(Problem requirements): Locate each line with the string "title" in the listing below and copy it.

Stored records:
= = = = =

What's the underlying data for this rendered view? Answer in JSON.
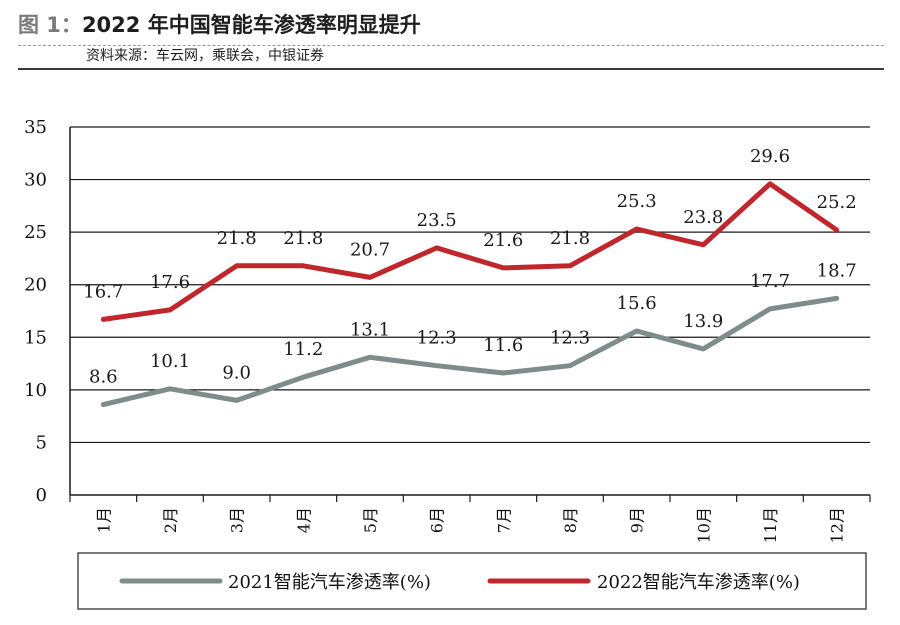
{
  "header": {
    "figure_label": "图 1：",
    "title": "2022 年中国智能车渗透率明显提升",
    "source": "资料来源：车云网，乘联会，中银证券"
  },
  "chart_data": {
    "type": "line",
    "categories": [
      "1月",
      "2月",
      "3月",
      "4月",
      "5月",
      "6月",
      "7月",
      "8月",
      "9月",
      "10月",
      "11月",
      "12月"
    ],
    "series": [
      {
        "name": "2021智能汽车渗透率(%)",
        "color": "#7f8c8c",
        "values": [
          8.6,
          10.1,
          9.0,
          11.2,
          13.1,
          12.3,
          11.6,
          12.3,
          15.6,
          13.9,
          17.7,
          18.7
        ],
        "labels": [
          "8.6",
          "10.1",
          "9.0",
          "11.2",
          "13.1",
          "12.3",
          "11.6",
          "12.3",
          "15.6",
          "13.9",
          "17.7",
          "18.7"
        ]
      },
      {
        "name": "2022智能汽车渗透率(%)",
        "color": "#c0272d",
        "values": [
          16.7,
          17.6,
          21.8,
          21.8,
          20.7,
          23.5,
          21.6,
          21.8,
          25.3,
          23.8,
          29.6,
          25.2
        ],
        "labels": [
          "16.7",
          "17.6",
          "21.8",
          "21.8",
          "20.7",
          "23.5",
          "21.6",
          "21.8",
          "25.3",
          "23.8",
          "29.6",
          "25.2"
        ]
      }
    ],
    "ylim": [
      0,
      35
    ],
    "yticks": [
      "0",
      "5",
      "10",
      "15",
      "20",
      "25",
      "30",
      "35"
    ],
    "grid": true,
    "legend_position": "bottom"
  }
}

= = = = =

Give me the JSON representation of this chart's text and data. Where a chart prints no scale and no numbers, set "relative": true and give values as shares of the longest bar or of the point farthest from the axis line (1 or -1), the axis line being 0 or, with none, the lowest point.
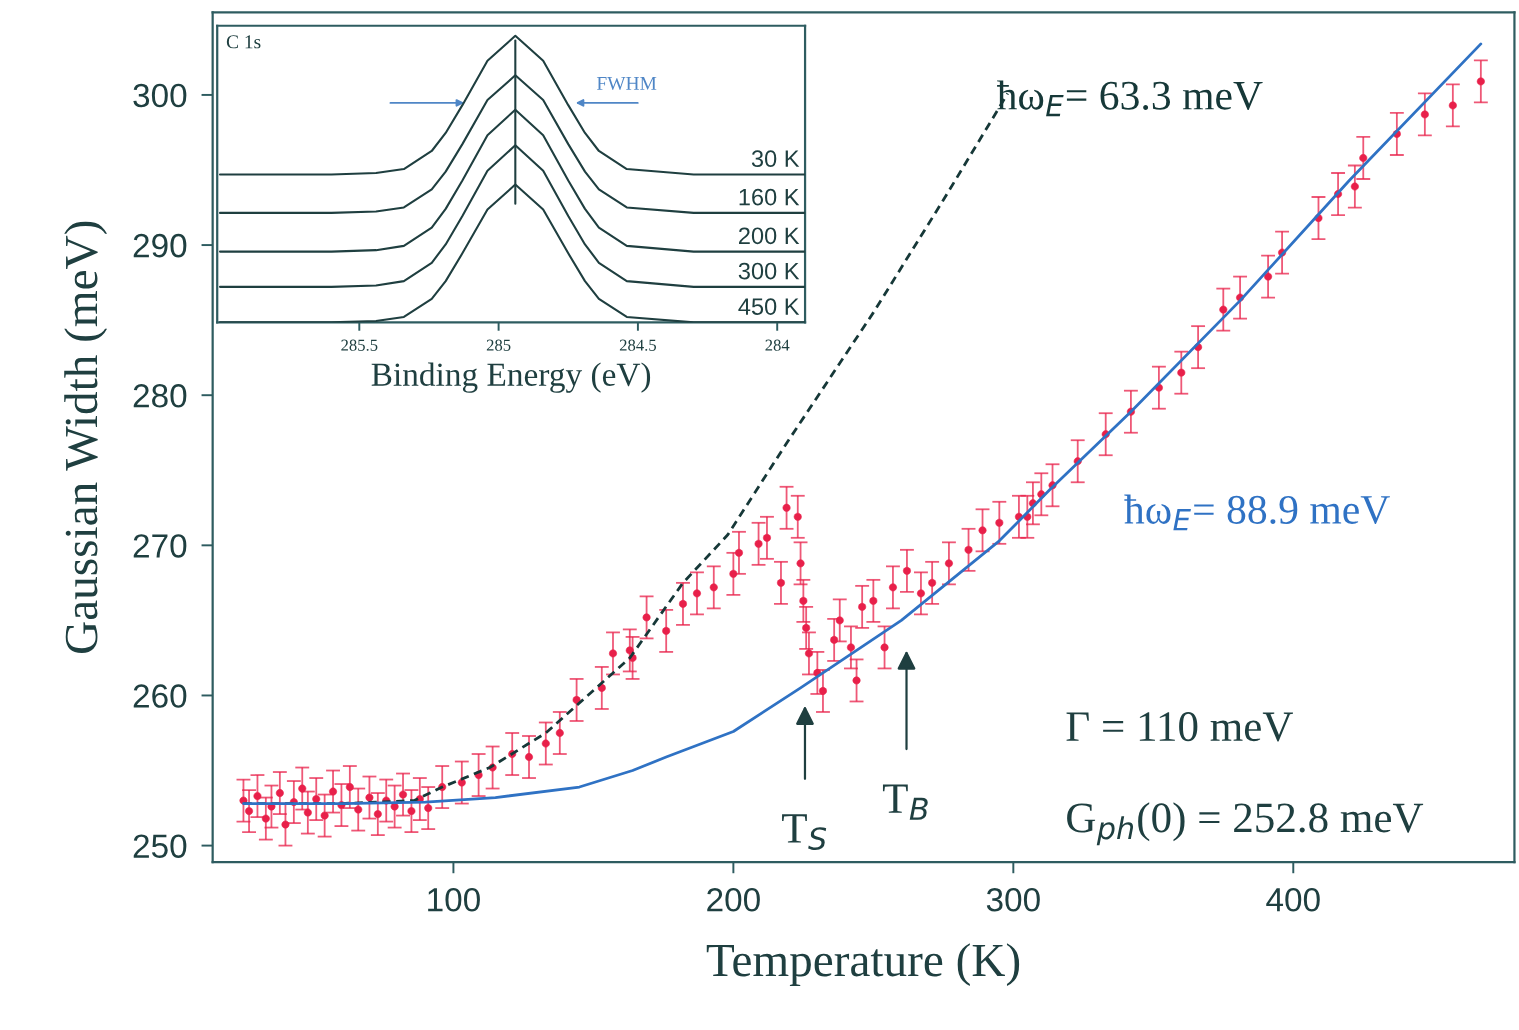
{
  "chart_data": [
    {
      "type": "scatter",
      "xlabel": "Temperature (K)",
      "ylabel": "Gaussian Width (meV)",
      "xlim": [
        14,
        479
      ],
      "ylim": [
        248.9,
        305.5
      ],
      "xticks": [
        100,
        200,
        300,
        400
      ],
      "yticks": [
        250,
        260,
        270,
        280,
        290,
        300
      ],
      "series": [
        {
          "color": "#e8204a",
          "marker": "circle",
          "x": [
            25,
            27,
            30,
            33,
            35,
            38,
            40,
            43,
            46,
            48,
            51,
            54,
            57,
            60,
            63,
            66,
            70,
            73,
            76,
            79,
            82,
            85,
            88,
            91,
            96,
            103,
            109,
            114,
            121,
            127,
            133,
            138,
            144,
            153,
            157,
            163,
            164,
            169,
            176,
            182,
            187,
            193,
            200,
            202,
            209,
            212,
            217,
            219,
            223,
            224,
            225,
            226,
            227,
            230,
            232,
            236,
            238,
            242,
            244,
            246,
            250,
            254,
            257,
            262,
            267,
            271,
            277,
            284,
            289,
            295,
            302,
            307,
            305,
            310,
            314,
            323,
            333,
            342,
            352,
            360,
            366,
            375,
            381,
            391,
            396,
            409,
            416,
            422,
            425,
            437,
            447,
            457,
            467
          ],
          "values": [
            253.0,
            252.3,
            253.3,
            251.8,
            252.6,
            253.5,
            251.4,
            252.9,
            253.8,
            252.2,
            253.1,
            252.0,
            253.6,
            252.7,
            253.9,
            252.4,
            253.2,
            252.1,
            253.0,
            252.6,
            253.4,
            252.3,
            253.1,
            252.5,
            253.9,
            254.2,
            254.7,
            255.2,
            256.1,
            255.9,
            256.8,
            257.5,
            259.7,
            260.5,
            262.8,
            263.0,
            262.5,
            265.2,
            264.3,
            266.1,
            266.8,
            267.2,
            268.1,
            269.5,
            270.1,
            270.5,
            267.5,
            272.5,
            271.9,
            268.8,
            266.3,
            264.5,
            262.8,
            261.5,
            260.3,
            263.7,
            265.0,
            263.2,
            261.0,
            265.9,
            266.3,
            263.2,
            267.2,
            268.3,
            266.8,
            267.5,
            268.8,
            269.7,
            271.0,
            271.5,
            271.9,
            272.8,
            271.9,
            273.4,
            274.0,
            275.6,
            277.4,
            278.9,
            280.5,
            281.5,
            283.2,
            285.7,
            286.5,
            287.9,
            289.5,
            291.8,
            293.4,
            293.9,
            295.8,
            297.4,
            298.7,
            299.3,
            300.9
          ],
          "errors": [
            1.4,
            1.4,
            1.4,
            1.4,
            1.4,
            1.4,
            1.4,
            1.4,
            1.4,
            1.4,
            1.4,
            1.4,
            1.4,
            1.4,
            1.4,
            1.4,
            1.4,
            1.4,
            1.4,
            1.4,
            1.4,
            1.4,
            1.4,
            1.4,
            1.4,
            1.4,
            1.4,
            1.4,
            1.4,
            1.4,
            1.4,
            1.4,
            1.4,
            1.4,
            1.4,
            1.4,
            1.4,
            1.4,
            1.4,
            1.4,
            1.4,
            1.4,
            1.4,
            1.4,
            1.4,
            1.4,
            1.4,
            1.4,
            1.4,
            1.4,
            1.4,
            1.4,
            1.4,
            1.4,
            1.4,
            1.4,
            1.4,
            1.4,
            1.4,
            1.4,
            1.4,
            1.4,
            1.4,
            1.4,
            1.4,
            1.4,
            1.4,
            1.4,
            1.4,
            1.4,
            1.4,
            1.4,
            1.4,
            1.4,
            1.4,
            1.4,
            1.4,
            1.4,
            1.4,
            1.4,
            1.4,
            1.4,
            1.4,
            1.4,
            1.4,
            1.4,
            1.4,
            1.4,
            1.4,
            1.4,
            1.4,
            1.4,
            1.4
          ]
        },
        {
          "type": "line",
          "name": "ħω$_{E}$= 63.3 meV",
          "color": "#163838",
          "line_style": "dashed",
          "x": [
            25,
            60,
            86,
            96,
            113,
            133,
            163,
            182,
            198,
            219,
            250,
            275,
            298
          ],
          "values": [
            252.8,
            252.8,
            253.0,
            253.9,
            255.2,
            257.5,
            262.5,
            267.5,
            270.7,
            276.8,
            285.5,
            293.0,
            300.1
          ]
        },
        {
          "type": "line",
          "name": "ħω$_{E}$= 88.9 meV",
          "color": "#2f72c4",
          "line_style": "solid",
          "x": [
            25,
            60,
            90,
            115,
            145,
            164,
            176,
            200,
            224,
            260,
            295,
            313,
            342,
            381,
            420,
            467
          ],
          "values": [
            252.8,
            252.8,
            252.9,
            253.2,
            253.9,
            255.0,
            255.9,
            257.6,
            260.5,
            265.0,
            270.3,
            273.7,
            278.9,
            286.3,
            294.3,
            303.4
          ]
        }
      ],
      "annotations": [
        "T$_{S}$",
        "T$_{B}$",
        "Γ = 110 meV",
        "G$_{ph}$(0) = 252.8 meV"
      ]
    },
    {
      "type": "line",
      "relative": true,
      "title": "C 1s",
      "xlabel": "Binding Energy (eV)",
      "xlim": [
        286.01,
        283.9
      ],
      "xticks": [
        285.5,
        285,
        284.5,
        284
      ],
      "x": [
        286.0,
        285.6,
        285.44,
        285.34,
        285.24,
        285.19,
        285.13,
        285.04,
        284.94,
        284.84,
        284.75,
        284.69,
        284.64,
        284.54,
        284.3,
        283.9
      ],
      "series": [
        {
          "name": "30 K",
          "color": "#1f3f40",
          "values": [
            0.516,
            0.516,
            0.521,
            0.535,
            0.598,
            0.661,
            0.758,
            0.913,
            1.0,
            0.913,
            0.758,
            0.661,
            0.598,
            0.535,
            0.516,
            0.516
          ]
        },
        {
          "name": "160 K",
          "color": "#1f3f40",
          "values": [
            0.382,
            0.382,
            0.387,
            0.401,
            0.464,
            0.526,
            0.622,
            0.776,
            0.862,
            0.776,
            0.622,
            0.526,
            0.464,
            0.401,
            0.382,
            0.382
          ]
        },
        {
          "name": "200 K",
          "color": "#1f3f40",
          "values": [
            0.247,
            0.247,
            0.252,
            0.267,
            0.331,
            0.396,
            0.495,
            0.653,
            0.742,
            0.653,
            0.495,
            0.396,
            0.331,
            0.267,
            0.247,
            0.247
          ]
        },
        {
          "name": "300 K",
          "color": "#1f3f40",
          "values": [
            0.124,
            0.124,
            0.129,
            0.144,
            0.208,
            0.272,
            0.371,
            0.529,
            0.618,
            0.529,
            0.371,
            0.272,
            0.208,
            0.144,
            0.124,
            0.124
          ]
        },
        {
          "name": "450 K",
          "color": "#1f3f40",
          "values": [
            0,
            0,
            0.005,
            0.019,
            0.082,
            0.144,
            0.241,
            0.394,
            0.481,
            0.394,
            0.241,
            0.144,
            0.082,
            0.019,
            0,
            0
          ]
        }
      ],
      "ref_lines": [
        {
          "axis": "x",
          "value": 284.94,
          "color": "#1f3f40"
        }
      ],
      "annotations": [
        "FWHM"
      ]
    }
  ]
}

= = = = =

(The completed task):
    "title": "2022 年中国智能车渗透率明显提升",
      "title": "C 1s",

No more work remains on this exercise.